WHAT IS ASKED:
Turn the rows below into a numbered list, leaving out any blank lines.

DATA TO USE:
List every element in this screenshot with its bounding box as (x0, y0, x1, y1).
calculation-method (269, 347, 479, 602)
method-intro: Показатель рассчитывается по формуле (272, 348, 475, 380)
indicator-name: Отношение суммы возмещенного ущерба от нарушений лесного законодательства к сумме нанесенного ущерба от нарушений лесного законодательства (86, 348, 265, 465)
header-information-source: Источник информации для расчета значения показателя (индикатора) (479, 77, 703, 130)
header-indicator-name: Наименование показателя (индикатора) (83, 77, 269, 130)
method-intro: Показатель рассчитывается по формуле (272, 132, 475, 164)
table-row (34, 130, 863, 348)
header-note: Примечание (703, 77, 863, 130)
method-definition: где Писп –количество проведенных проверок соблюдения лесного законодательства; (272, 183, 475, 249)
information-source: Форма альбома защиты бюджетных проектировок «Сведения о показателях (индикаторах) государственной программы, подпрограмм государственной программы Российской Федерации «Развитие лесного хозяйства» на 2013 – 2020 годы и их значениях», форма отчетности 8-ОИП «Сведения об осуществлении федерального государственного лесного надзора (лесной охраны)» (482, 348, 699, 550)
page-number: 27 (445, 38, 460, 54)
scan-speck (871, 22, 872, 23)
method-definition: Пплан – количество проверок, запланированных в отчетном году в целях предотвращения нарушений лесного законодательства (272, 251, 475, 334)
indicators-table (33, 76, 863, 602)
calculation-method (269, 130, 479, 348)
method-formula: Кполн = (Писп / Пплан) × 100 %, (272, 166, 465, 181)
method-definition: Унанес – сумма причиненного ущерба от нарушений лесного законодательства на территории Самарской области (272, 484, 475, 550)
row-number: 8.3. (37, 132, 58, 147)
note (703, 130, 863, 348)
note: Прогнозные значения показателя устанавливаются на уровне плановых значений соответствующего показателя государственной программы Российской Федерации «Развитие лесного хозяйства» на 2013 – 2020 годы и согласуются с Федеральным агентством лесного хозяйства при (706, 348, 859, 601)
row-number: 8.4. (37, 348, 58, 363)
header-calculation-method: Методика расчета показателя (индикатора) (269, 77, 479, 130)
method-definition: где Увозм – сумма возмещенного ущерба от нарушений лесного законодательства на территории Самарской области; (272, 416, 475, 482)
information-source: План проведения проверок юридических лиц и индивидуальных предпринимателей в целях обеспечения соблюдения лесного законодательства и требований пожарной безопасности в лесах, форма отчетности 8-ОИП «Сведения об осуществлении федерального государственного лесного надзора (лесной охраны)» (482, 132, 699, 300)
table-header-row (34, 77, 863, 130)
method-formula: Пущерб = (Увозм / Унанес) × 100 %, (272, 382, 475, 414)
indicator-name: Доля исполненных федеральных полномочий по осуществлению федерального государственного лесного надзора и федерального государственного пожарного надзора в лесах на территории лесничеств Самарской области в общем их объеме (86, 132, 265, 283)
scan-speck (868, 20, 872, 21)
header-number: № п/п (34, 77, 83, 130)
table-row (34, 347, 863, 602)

REPLY:
1. List every element in this screenshot with its bounding box as (x0, y0, x1, y1).
2. calculation-method (269, 347, 479, 602)
3. method-intro: Показатель рассчитывается по формуле (272, 348, 475, 380)
4. indicator-name: Отношение суммы возмещенного ущерба от нарушений лесного законодательства к сумме нанесенного ущерба от нарушений лесного законодательства (86, 348, 265, 465)
5. header-information-source: Источник информации для расчета значения показателя (индикатора) (479, 77, 703, 130)
6. header-indicator-name: Наименование показателя (индикатора) (83, 77, 269, 130)
7. method-intro: Показатель рассчитывается по формуле (272, 132, 475, 164)
8. table-row (34, 130, 863, 348)
9. header-note: Примечание (703, 77, 863, 130)
10. method-definition: где Писп –количество проведенных проверок соблюдения лесного законодательства; (272, 183, 475, 249)
11. information-source: Форма альбома защиты бюджетных проектировок «Сведения о показателях (индикаторах) государственной программы, подпрограмм государственной программы Российской Федерации «Развитие лесного хозяйства» на 2013 – 2020 годы и их значениях», форма отчетности 8-ОИП «Сведения об осуществлении федерального государственного лесного надзора (лесной охраны)» (482, 348, 699, 550)
12. page-number: 27 (445, 38, 460, 54)
13. scan-speck (871, 22, 872, 23)
14. method-definition: Пплан – количество проверок, запланированных в отчетном году в целях предотвращения нарушений лесного законодательства (272, 251, 475, 334)
15. indicators-table (33, 76, 863, 602)
16. calculation-method (269, 130, 479, 348)
17. method-formula: Кполн = (Писп / Пплан) × 100 %, (272, 166, 465, 181)
18. method-definition: Унанес – сумма причиненного ущерба от нарушений лесного законодательства на территории Самарской области (272, 484, 475, 550)
19. row-number: 8.3. (37, 132, 58, 147)
20. note (703, 130, 863, 348)
21. note: Прогнозные значения показателя устанавливаются на уровне плановых значений соответствующего показателя государственной программы Российской Федерации «Развитие лесного хозяйства» на 2013 – 2020 годы и согласуются с Федеральным агентством лесного хозяйства при (706, 348, 859, 601)
22. row-number: 8.4. (37, 348, 58, 363)
23. header-calculation-method: Методика расчета показателя (индикатора) (269, 77, 479, 130)
24. method-definition: где Увозм – сумма возмещенного ущерба от нарушений лесного законодательства на территории Самарской области; (272, 416, 475, 482)
25. information-source: План проведения проверок юридических лиц и индивидуальных предпринимателей в целях обеспечения соблюдения лесного законодательства и требований пожарной безопасности в лесах, форма отчетности 8-ОИП «Сведения об осуществлении федерального государственного лесного надзора (лесной охраны)» (482, 132, 699, 300)
26. table-header-row (34, 77, 863, 130)
27. method-formula: Пущерб = (Увозм / Унанес) × 100 %, (272, 382, 475, 414)
28. indicator-name: Доля исполненных федеральных полномочий по осуществлению федерального государственного лесного надзора и федерального государственного пожарного надзора в лесах на территории лесничеств Самарской области в общем их объеме (86, 132, 265, 283)
29. scan-speck (868, 20, 872, 21)
30. header-number: № п/п (34, 77, 83, 130)
31. table-row (34, 347, 863, 602)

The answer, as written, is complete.